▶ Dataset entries

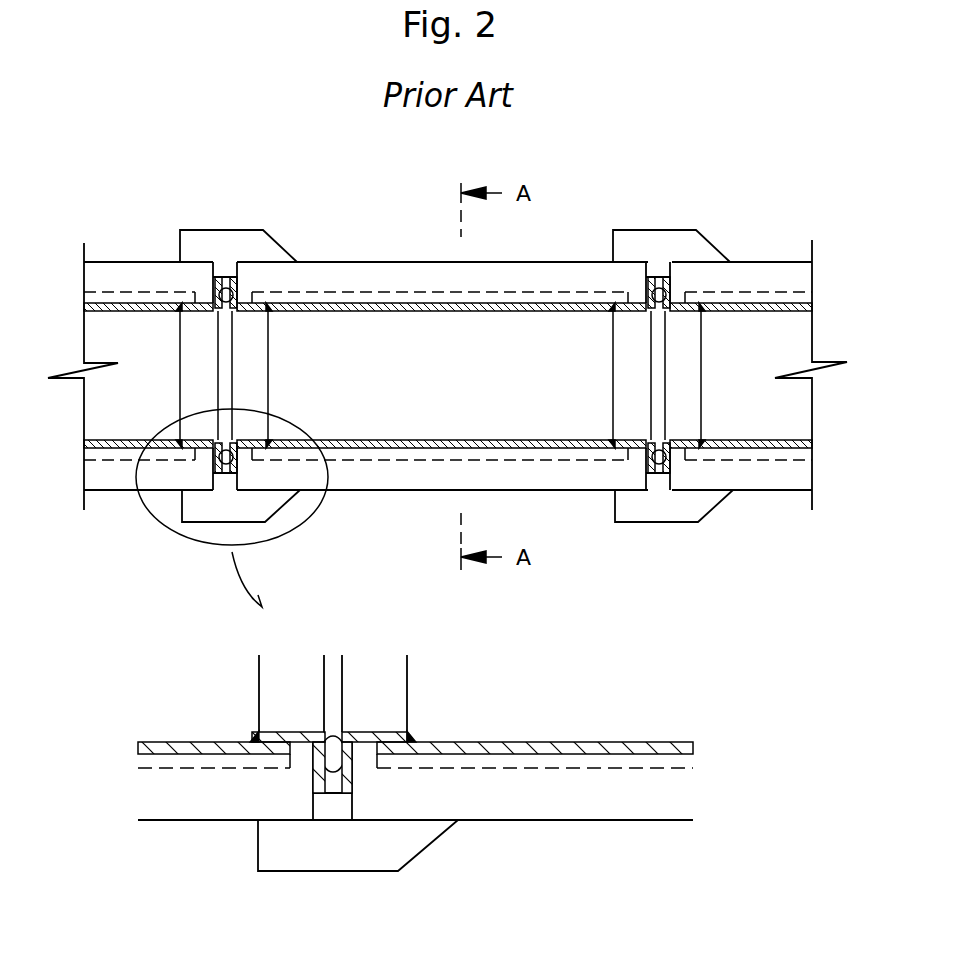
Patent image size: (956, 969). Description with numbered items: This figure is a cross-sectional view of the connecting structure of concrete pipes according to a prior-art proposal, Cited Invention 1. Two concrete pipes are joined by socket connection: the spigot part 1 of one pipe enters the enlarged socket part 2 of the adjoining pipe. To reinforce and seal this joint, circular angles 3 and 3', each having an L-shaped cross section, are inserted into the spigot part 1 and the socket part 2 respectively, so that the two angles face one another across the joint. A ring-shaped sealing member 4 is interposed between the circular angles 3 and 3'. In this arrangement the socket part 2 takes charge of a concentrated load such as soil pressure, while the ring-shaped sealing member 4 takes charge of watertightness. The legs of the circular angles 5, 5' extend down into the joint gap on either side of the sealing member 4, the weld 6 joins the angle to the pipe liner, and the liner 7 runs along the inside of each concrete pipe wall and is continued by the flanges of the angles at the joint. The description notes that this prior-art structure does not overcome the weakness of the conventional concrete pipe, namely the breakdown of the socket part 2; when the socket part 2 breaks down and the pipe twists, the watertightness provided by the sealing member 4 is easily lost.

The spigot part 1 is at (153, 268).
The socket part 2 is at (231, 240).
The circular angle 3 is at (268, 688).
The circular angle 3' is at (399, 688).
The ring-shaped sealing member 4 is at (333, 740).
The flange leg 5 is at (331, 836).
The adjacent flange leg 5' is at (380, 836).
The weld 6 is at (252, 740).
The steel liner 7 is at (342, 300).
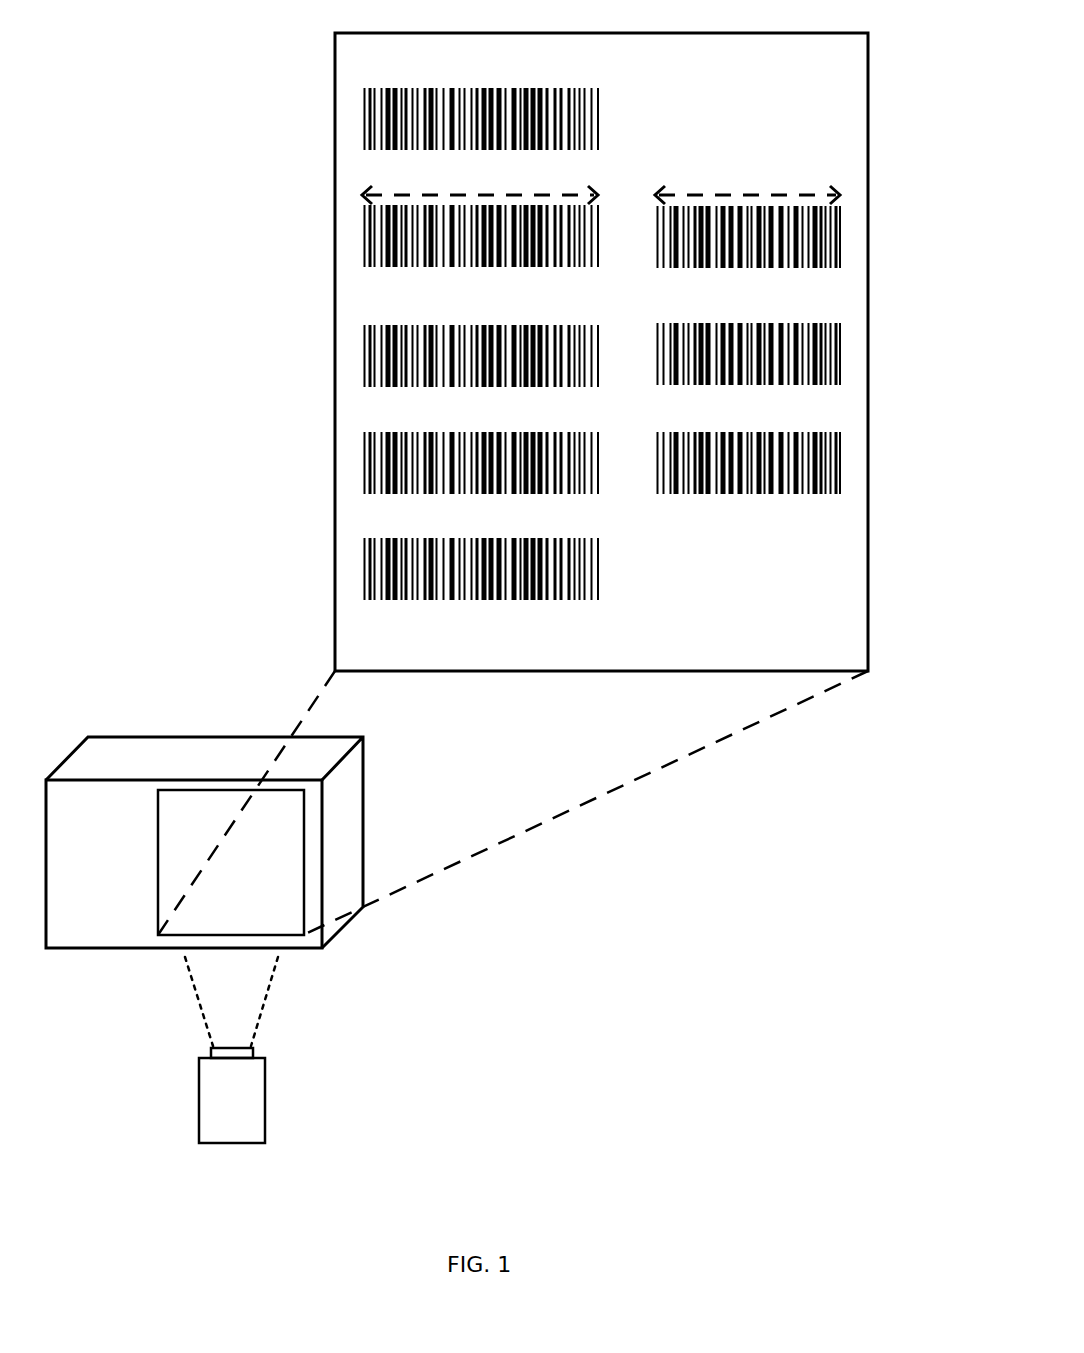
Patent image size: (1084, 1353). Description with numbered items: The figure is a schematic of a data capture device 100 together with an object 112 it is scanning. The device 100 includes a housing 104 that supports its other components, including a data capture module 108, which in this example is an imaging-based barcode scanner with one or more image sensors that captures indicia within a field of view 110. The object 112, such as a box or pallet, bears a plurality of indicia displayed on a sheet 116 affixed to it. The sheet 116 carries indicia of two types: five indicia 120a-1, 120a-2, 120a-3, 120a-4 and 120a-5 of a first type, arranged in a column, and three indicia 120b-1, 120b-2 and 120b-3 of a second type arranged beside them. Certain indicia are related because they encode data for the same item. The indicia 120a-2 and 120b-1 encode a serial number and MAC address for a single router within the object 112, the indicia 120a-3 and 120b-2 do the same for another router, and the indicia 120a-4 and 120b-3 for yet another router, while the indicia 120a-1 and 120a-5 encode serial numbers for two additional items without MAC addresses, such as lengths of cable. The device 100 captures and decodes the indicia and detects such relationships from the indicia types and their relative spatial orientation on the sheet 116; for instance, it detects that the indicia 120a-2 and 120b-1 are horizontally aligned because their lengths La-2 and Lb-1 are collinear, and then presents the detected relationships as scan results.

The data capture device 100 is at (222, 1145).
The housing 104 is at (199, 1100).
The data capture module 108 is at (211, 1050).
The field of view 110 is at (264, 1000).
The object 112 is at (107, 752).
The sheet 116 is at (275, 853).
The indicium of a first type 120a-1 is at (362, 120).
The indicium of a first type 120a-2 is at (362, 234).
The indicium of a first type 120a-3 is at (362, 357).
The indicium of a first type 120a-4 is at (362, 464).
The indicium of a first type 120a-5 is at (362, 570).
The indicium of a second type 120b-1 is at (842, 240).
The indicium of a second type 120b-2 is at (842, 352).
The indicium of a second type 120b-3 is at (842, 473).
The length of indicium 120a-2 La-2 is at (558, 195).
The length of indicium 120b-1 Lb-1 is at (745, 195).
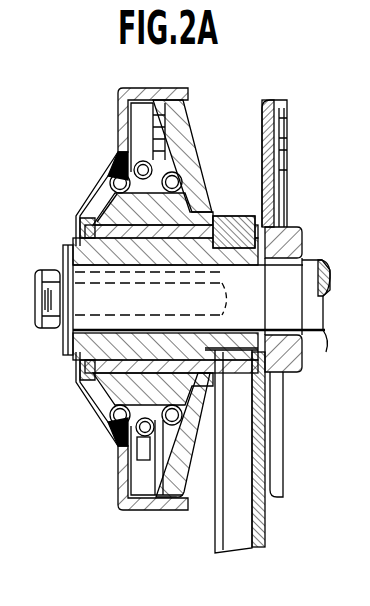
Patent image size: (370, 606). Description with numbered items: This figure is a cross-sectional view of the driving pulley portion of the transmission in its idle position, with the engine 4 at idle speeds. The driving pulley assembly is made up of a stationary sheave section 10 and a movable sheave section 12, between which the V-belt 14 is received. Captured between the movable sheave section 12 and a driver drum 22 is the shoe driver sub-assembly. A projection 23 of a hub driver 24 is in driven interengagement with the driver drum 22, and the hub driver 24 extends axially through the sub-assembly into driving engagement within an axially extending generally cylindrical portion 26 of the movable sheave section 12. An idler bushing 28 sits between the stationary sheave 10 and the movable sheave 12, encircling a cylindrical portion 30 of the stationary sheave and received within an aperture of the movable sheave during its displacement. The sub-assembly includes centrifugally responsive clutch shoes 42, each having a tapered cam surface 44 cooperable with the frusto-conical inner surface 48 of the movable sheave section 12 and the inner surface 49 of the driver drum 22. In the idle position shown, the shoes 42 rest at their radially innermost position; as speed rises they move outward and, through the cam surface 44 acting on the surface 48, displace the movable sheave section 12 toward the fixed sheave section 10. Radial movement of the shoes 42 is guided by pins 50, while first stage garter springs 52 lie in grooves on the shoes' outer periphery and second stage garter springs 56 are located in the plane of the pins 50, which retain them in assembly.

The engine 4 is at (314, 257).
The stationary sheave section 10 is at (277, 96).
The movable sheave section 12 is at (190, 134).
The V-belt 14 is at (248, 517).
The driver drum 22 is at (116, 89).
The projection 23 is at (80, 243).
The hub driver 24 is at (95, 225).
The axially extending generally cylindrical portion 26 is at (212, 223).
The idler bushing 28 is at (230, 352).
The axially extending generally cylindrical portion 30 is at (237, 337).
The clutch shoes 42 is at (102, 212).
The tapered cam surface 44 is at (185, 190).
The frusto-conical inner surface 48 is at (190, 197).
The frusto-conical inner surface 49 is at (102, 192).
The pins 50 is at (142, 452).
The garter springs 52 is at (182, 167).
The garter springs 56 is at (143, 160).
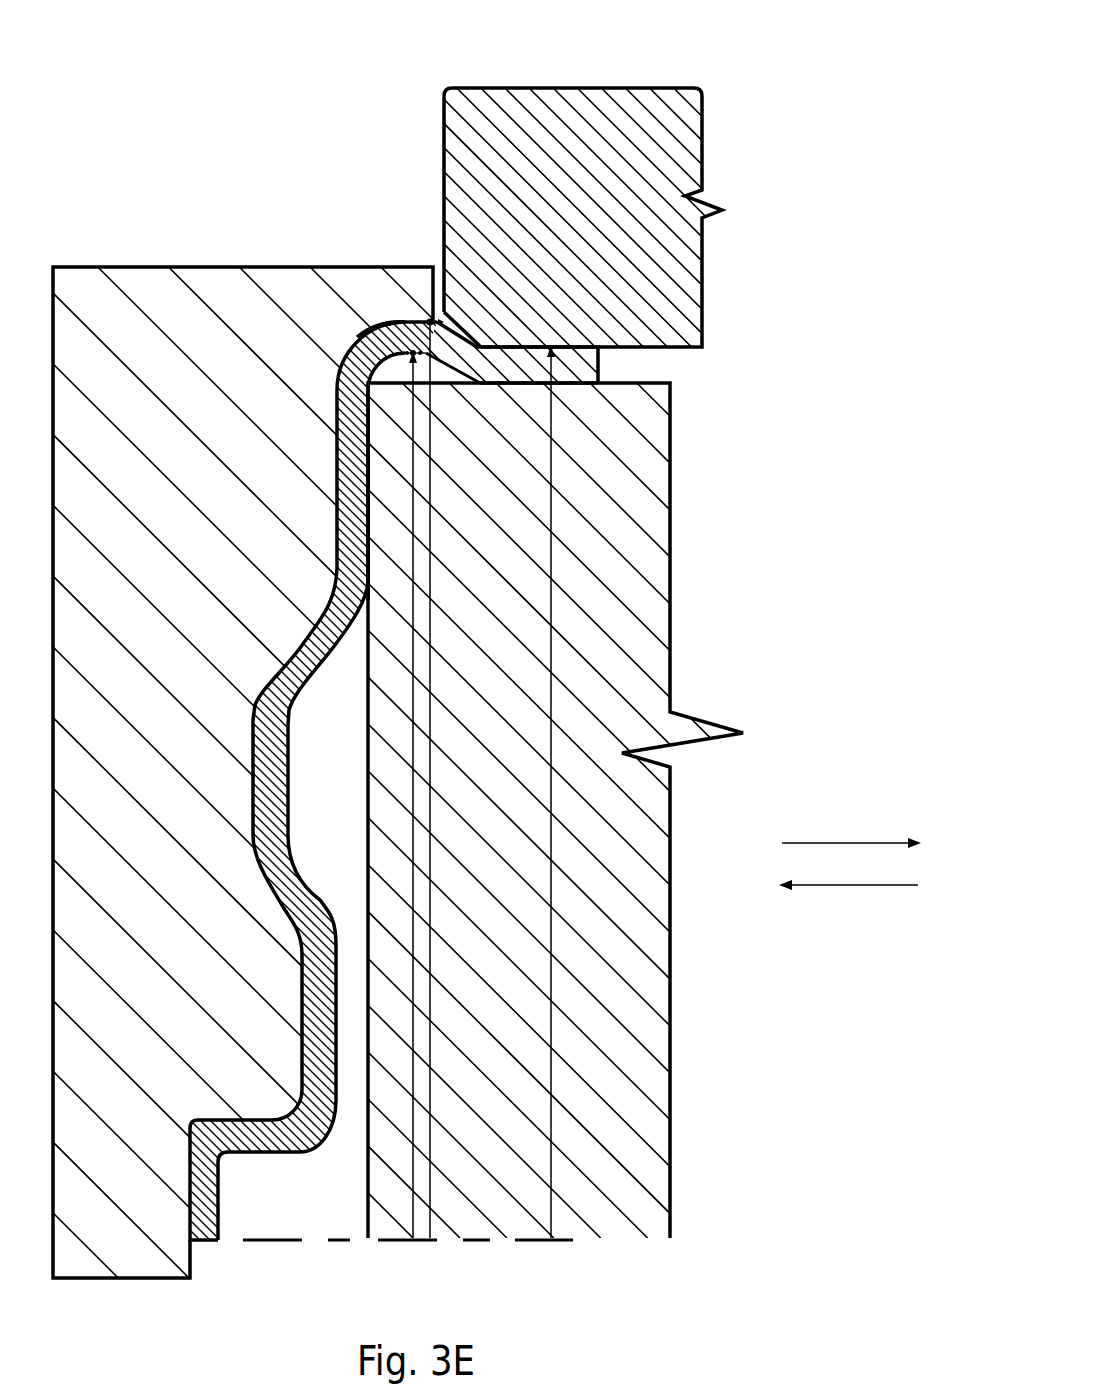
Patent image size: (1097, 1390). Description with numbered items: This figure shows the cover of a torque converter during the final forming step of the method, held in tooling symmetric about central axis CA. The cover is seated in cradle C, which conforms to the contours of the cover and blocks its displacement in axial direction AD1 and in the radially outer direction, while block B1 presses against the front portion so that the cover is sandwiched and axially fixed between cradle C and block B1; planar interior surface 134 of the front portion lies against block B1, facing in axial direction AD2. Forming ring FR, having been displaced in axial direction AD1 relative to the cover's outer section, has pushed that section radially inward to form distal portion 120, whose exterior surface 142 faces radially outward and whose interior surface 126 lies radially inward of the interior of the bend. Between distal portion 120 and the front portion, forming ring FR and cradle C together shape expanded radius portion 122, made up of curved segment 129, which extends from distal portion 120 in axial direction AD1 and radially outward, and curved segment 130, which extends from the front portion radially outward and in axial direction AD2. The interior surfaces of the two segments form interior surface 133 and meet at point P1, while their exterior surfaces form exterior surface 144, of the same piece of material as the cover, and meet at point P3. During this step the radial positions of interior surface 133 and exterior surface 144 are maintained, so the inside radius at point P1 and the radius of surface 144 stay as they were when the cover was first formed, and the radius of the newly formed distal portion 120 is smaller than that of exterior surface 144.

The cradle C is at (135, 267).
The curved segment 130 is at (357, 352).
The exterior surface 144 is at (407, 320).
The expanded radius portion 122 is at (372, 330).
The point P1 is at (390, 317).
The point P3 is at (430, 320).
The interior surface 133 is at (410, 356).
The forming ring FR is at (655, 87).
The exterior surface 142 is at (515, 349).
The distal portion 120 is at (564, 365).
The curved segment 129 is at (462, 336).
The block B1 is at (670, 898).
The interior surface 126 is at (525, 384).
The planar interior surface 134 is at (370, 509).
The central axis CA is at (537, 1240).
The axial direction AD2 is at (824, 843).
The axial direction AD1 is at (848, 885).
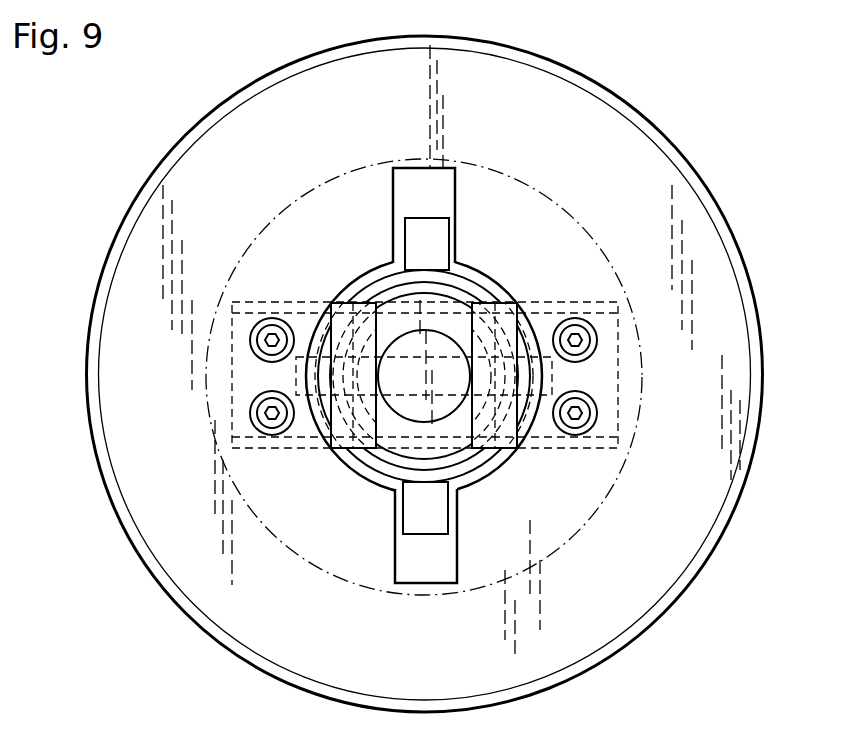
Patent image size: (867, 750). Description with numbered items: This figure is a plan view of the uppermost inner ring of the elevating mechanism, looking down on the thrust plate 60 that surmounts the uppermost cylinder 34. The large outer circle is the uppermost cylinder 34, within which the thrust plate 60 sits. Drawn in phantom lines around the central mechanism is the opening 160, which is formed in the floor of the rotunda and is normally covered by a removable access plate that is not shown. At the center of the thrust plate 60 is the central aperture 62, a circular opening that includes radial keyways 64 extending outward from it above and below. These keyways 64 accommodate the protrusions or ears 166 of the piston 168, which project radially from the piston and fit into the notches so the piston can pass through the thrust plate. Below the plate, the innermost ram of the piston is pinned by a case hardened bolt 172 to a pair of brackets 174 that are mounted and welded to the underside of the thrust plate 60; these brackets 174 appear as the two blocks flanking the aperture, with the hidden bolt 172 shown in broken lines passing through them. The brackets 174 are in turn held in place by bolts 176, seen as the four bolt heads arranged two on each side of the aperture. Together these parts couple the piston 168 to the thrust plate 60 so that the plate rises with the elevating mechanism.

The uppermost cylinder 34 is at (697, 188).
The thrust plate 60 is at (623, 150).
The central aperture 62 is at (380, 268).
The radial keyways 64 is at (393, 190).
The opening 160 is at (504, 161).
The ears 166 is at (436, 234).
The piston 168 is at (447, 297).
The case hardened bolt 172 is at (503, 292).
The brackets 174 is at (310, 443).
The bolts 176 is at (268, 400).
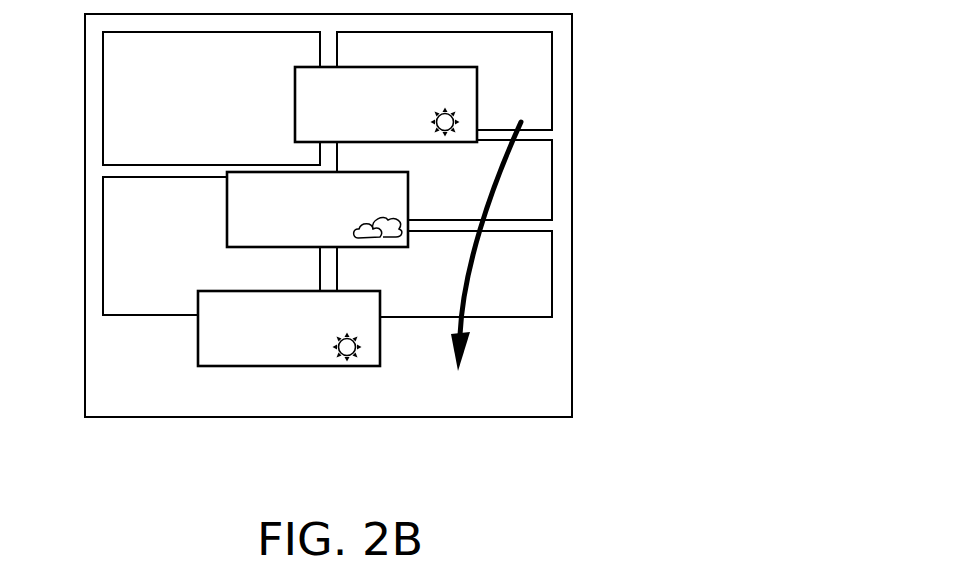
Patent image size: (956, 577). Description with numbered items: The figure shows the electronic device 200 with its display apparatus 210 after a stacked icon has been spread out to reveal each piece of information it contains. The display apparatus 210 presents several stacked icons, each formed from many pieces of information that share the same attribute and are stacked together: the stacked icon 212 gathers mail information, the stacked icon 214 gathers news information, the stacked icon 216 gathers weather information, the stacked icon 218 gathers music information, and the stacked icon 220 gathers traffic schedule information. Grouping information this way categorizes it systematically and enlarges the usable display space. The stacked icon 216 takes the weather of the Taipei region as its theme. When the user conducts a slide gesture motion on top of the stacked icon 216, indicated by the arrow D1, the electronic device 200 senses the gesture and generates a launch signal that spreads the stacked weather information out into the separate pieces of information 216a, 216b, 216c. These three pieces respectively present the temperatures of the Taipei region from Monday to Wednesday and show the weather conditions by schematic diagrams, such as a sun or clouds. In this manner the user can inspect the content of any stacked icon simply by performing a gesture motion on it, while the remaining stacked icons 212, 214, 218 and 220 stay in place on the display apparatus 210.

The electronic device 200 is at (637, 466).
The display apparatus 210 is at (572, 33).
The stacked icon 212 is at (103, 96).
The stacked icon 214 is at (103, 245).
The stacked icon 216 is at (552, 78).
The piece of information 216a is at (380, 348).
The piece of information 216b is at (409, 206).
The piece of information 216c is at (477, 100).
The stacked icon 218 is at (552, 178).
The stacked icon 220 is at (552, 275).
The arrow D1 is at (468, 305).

▶ WHAT YOU HAVE TO DO
Find every line in the records that contains the string "uppermost" and copy each one. Case counts.

▶ RESULT
Patent image size: (867, 750). Description with numbered items: This figure is a plan view of the uppermost inner ring of the elevating mechanism, looking down on the thrust plate 60 that surmounts the uppermost cylinder 34. The large outer circle is the uppermost cylinder 34, within which the thrust plate 60 sits. Drawn in phantom lines around the central mechanism is the opening 160, which is formed in the floor of the rotunda and is normally covered by a removable access plate that is not shown. At the center of the thrust plate 60 is the central aperture 62, a circular opening that includes radial keyways 64 extending outward from it above and below. These keyways 64 accommodate the protrusions or ears 166 of the piston 168, which project radially from the piston and fit into the notches so the piston can pass through the thrust plate. Below the plate, the innermost ram of the piston is pinned by a case hardened bolt 172 to a pair of brackets 174 that are mounted and welded to the underside of the thrust plate 60; these brackets 174 appear as the two blocks flanking the aperture, with the hidden bolt 172 shown in broken lines passing through them. The brackets 174 are in turn held in place by bolts 176, seen as the four bolt heads arranged two on each side of the aperture. Together these parts couple the piston 168 to the thrust plate 60 so that the plate rises with the elevating mechanism.
The uppermost cylinder 34 is at (697, 188).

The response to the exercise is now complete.